[Exercise] Output all of the entries exactly as written.

[Rows]
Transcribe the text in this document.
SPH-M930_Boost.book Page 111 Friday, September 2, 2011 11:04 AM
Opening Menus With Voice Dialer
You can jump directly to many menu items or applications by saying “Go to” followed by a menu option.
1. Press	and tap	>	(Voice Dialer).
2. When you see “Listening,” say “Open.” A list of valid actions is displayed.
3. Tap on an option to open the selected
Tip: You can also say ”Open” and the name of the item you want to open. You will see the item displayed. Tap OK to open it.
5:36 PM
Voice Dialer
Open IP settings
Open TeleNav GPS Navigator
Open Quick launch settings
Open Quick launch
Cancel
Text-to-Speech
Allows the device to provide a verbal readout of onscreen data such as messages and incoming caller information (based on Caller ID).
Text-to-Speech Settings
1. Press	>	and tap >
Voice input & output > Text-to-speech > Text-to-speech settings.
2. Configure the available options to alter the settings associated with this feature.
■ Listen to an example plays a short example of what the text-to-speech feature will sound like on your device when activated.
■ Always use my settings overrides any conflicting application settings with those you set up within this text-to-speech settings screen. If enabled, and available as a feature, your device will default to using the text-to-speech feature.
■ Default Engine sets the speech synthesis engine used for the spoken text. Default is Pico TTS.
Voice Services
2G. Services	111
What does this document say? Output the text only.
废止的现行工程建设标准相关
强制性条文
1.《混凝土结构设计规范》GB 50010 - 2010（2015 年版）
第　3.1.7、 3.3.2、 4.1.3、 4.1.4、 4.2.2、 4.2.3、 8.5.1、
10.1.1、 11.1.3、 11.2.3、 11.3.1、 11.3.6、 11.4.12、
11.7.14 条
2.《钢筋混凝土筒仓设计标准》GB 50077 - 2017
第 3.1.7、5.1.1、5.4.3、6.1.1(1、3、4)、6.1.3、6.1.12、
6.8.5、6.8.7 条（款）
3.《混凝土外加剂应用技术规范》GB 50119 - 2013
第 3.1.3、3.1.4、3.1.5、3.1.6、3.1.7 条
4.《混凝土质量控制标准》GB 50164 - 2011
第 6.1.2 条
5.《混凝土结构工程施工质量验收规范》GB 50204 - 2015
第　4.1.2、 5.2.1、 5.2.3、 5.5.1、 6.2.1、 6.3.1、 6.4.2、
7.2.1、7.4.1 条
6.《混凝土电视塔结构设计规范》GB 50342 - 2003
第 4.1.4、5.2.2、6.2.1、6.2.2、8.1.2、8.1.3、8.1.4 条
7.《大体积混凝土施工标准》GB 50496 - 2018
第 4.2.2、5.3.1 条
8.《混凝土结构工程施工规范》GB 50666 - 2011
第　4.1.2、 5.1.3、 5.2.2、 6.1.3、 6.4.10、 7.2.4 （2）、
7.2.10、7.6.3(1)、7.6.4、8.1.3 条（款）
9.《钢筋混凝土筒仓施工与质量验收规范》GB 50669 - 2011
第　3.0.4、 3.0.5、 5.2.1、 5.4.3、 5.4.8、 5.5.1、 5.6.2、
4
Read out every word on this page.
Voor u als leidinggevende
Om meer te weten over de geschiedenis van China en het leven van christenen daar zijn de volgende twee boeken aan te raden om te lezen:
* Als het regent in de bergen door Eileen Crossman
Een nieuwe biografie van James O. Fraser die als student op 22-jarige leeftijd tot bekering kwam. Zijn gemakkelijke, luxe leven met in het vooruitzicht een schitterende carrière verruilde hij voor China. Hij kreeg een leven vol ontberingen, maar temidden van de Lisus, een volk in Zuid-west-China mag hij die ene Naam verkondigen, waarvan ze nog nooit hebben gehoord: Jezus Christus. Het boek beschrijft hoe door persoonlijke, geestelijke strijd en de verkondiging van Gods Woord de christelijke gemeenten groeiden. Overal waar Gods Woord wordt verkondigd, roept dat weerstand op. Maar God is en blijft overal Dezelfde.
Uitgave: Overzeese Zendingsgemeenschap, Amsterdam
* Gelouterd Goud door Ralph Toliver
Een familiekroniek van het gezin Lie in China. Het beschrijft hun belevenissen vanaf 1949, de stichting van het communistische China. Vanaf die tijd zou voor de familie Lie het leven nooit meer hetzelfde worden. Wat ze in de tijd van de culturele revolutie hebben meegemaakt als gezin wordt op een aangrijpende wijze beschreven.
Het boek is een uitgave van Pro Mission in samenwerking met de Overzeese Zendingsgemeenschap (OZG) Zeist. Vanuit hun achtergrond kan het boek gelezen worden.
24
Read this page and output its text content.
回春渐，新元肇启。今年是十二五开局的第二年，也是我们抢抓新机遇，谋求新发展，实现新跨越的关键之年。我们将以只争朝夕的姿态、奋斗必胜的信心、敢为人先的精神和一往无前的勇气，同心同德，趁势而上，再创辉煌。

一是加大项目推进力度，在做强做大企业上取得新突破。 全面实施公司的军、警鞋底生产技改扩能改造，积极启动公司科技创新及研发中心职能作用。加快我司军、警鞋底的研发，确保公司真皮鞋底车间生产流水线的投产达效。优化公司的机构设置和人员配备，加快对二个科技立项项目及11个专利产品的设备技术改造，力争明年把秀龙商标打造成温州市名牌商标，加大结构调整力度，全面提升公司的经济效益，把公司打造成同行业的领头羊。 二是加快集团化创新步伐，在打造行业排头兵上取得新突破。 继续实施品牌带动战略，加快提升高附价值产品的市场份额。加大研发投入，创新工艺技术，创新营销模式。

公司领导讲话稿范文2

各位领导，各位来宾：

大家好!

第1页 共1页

[Exercise result]
Transcribe the text in this document.
SPH-M930_Boost.book Page 111 Friday, September 2, 2011 11:04 AM
Opening Menus With Voice Dialer
You can jump directly to many menu items or applications by saying “Go to” followed by a menu option.
1. Press	and tap	>	(Voice Dialer).
2. When you see “Listening,” say “Open.” A list of valid actions is displayed.
3. Tap on an option to open the selected
Tip: You can also say ”Open” and the name of the item you want to open. You will see the item displayed. Tap OK to open it.
5:36 PM
Voice Dialer
Open IP settings
Open TeleNav GPS Navigator
Open Quick launch settings
Open Quick launch
Cancel
Text-to-Speech
Allows the device to provide a verbal readout of onscreen data such as messages and incoming caller information (based on Caller ID).
Text-to-Speech Settings
1. Press	>	and tap >
Voice input & output > Text-to-speech > Text-to-speech settings.
2. Configure the available options to alter the settings associated with this feature.
■ Listen to an example plays a short example of what the text-to-speech feature will sound like on your device when activated.
■ Always use my settings overrides any conflicting application settings with those you set up within this text-to-speech settings screen. If enabled, and available as a feature, your device will default to using the text-to-speech feature.
■ Default Engine sets the speech synthesis engine used for the spoken text. Default is Pico TTS.
Voice Services
2G. Services	111
What does this document say? Output the text only.
废止的现行工程建设标准相关
强制性条文
1.《混凝土结构设计规范》GB 50010 - 2010（2015 年版）
第　3.1.7、 3.3.2、 4.1.3、 4.1.4、 4.2.2、 4.2.3、 8.5.1、
10.1.1、 11.1.3、 11.2.3、 11.3.1、 11.3.6、 11.4.12、
11.7.14 条
2.《钢筋混凝土筒仓设计标准》GB 50077 - 2017
第 3.1.7、5.1.1、5.4.3、6.1.1(1、3、4)、6.1.3、6.1.12、
6.8.5、6.8.7 条（款）
3.《混凝土外加剂应用技术规范》GB 50119 - 2013
第 3.1.3、3.1.4、3.1.5、3.1.6、3.1.7 条
4.《混凝土质量控制标准》GB 50164 - 2011
第 6.1.2 条
5.《混凝土结构工程施工质量验收规范》GB 50204 - 2015
第　4.1.2、 5.2.1、 5.2.3、 5.5.1、 6.2.1、 6.3.1、 6.4.2、
7.2.1、7.4.1 条
6.《混凝土电视塔结构设计规范》GB 50342 - 2003
第 4.1.4、5.2.2、6.2.1、6.2.2、8.1.2、8.1.3、8.1.4 条
7.《大体积混凝土施工标准》GB 50496 - 2018
第 4.2.2、5.3.1 条
8.《混凝土结构工程施工规范》GB 50666 - 2011
第　4.1.2、 5.1.3、 5.2.2、 6.1.3、 6.4.10、 7.2.4 （2）、
7.2.10、7.6.3(1)、7.6.4、8.1.3 条（款）
9.《钢筋混凝土筒仓施工与质量验收规范》GB 50669 - 2011
第　3.0.4、 3.0.5、 5.2.1、 5.4.3、 5.4.8、 5.5.1、 5.6.2、
4
Read out every word on this page.
Voor u als leidinggevende
Om meer te weten over de geschiedenis van China en het leven van christenen daar zijn de volgende twee boeken aan te raden om te lezen:
* Als het regent in de bergen door Eileen Crossman
Een nieuwe biografie van James O. Fraser die als student op 22-jarige leeftijd tot bekering kwam. Zijn gemakkelijke, luxe leven met in het vooruitzicht een schitterende carrière verruilde hij voor China. Hij kreeg een leven vol ontberingen, maar temidden van de Lisus, een volk in Zuid-west-China mag hij die ene Naam verkondigen, waarvan ze nog nooit hebben gehoord: Jezus Christus. Het boek beschrijft hoe door persoonlijke, geestelijke strijd en de verkondiging van Gods Woord de christelijke gemeenten groeiden. Overal waar Gods Woord wordt verkondigd, roept dat weerstand op. Maar God is en blijft overal Dezelfde.
Uitgave: Overzeese Zendingsgemeenschap, Amsterdam
* Gelouterd Goud door Ralph Toliver
Een familiekroniek van het gezin Lie in China. Het beschrijft hun belevenissen vanaf 1949, de stichting van het communistische China. Vanaf die tijd zou voor de familie Lie het leven nooit meer hetzelfde worden. Wat ze in de tijd van de culturele revolutie hebben meegemaakt als gezin wordt op een aangrijpende wijze beschreven.
Het boek is een uitgave van Pro Mission in samenwerking met de Overzeese Zendingsgemeenschap (OZG) Zeist. Vanuit hun achtergrond kan het boek gelezen worden.
24
Read this page and output its text content.
回春渐，新元肇启。今年是十二五开局的第二年，也是我们抢抓新机遇，谋求新发展，实现新跨越的关键之年。我们将以只争朝夕的姿态、奋斗必胜的信心、敢为人先的精神和一往无前的勇气，同心同德，趁势而上，再创辉煌。

一是加大项目推进力度，在做强做大企业上取得新突破。 全面实施公司的军、警鞋底生产技改扩能改造，积极启动公司科技创新及研发中心职能作用。加快我司军、警鞋底的研发，确保公司真皮鞋底车间生产流水线的投产达效。优化公司的机构设置和人员配备，加快对二个科技立项项目及11个专利产品的设备技术改造，力争明年把秀龙商标打造成温州市名牌商标，加大结构调整力度，全面提升公司的经济效益，把公司打造成同行业的领头羊。 二是加快集团化创新步伐，在打造行业排头兵上取得新突破。 继续实施品牌带动战略，加快提升高附价值产品的市场份额。加大研发投入，创新工艺技术，创新营销模式。

公司领导讲话稿范文2

各位领导，各位来宾：

大家好!

第1页 共1页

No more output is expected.